Set problem: Where a line holds "Debt", copy it.

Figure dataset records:
*-*-*
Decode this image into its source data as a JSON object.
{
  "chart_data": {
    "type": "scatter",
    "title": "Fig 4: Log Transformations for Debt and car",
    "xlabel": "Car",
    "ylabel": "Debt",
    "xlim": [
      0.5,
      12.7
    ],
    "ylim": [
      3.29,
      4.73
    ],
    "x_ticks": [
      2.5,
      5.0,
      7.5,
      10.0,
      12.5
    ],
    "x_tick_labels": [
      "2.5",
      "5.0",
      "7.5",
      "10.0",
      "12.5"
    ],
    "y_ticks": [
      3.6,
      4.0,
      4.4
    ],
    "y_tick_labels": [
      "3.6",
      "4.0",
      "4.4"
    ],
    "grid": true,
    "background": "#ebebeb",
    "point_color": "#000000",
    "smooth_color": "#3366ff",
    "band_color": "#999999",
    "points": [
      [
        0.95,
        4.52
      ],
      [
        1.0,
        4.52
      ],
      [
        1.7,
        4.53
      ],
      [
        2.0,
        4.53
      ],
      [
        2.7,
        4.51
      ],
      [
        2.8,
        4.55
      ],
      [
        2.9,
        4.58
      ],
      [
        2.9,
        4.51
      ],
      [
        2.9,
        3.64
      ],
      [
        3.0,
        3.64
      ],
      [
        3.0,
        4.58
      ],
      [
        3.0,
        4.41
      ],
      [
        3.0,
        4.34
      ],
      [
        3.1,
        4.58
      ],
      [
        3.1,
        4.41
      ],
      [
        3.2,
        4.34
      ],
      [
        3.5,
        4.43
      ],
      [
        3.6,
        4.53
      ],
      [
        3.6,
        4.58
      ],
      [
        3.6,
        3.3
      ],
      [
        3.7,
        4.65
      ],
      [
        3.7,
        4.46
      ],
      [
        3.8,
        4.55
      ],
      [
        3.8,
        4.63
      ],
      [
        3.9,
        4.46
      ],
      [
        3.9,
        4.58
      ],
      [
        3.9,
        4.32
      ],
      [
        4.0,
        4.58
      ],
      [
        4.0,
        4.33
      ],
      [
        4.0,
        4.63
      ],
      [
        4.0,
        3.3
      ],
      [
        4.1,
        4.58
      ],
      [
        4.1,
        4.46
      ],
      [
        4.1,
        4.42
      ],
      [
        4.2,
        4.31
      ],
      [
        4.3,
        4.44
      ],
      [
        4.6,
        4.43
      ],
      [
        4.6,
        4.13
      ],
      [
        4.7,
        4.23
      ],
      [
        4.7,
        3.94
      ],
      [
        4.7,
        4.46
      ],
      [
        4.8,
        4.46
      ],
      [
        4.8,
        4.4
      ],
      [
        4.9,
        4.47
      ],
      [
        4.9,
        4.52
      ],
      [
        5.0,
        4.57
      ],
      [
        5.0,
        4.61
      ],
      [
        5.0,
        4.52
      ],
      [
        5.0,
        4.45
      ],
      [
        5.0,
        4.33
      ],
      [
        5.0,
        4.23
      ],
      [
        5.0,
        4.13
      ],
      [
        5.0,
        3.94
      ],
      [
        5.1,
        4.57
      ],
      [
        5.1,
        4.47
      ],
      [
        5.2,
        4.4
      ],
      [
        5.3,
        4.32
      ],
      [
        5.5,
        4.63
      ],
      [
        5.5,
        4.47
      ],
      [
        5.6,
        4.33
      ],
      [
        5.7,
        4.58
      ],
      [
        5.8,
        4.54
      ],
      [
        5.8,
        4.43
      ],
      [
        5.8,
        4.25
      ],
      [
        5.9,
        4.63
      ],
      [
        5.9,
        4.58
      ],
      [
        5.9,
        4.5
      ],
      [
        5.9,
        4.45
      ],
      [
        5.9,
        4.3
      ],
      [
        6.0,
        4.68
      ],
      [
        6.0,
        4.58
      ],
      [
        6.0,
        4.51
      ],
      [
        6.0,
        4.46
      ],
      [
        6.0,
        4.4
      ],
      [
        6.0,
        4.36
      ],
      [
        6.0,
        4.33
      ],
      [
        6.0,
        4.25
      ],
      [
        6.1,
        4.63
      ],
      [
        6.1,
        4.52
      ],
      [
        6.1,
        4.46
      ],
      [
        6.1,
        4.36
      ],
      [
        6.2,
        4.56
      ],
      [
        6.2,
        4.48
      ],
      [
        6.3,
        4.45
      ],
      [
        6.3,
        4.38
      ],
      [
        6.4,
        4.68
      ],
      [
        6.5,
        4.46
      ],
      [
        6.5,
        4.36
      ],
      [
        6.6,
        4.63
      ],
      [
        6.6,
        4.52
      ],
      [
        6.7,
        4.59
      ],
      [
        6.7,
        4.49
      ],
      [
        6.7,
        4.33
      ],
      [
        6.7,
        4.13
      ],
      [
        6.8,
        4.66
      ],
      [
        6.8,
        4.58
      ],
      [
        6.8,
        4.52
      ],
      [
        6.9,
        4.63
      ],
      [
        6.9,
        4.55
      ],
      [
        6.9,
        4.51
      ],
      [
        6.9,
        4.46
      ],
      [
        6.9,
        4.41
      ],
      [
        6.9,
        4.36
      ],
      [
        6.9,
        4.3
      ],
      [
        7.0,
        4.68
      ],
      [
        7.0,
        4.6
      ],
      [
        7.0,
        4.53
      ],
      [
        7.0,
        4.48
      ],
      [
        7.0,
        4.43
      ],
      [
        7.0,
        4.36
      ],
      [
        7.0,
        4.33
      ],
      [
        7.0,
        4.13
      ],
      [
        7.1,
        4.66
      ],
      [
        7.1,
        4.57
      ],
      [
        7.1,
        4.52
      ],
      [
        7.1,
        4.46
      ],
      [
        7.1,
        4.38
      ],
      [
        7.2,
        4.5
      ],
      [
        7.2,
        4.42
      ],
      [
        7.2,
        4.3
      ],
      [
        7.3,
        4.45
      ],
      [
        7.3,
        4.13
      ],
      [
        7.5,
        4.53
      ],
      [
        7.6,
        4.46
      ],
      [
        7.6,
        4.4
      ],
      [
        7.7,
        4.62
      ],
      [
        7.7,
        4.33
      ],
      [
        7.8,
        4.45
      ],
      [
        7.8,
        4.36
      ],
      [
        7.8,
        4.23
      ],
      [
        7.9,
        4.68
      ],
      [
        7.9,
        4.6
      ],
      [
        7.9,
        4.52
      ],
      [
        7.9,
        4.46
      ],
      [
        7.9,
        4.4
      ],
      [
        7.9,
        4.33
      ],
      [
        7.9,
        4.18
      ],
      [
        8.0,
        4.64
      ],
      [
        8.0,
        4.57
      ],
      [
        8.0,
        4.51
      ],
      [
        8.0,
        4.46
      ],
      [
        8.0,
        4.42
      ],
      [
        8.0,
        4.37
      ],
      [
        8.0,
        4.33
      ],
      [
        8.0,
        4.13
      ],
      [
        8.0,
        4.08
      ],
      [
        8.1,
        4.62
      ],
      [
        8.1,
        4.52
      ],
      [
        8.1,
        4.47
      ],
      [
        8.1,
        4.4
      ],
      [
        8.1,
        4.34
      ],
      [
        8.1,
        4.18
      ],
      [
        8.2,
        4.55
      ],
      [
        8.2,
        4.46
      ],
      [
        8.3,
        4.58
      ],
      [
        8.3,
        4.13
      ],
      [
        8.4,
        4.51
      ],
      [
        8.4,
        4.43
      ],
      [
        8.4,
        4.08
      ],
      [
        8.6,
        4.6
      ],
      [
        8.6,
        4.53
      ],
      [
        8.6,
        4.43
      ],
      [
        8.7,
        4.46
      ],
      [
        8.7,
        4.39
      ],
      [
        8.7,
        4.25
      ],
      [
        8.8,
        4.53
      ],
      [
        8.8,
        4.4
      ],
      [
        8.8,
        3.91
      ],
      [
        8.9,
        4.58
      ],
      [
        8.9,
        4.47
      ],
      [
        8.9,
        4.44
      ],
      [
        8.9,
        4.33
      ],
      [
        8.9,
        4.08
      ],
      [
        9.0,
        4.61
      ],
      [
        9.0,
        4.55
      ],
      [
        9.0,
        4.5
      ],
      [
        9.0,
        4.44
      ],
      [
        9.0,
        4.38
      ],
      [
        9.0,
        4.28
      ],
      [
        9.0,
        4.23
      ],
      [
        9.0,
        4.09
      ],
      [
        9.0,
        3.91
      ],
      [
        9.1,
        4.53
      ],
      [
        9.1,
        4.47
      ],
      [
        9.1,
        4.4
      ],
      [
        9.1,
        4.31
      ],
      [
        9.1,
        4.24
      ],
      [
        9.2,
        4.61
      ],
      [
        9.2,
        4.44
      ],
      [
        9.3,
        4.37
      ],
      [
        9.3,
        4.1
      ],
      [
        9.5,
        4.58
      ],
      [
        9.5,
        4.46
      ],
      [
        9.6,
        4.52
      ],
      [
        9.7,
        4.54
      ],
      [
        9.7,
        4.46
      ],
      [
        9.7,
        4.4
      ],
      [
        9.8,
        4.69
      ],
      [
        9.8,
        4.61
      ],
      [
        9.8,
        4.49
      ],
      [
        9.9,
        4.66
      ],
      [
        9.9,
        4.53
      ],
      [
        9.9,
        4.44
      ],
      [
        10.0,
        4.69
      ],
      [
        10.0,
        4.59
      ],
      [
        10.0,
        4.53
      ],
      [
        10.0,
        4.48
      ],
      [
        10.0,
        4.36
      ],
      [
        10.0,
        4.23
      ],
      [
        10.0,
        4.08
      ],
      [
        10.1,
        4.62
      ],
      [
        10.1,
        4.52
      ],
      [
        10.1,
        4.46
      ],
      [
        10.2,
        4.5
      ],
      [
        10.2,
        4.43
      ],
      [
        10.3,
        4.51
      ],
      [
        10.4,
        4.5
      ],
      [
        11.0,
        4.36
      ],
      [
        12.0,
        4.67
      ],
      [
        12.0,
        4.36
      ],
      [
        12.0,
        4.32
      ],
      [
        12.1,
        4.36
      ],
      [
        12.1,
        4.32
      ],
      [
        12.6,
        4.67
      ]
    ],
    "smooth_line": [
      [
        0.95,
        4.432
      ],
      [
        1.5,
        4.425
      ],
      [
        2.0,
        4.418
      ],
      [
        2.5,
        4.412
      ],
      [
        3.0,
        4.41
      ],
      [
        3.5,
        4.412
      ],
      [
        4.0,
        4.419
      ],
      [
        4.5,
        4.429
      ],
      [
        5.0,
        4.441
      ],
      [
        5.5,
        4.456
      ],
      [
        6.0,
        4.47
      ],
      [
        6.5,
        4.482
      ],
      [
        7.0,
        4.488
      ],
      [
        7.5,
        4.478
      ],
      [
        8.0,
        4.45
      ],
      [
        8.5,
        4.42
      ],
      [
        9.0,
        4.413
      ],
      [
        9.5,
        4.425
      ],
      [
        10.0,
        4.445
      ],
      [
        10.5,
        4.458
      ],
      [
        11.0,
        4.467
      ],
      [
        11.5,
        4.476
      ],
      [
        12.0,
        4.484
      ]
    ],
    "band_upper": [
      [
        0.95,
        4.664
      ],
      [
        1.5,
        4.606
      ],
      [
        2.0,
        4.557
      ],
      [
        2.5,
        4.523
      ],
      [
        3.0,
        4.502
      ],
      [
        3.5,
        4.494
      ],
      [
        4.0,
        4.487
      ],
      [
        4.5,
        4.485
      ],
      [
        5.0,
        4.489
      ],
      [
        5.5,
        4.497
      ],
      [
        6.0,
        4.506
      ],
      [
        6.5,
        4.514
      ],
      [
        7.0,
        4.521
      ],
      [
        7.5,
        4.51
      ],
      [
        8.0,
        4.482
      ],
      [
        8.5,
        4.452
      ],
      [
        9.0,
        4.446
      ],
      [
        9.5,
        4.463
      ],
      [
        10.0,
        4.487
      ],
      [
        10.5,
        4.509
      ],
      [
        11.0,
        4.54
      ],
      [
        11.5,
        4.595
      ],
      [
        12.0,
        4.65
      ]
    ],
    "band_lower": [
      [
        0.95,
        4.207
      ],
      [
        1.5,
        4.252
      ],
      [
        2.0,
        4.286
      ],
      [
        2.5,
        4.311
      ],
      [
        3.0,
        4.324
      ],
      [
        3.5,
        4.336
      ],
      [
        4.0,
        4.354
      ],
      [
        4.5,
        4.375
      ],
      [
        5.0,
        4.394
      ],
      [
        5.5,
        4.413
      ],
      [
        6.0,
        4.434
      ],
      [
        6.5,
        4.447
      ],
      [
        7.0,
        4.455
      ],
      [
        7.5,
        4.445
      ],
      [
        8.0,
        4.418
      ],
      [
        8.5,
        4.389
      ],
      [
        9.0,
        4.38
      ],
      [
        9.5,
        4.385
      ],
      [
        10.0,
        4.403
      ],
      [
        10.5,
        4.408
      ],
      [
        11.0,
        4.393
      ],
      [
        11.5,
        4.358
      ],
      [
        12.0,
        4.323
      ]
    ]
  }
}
*-*-*
Task result:
    "title": "Fig 4: Log Transformations for Debt and car",
    "ylabel": "Debt",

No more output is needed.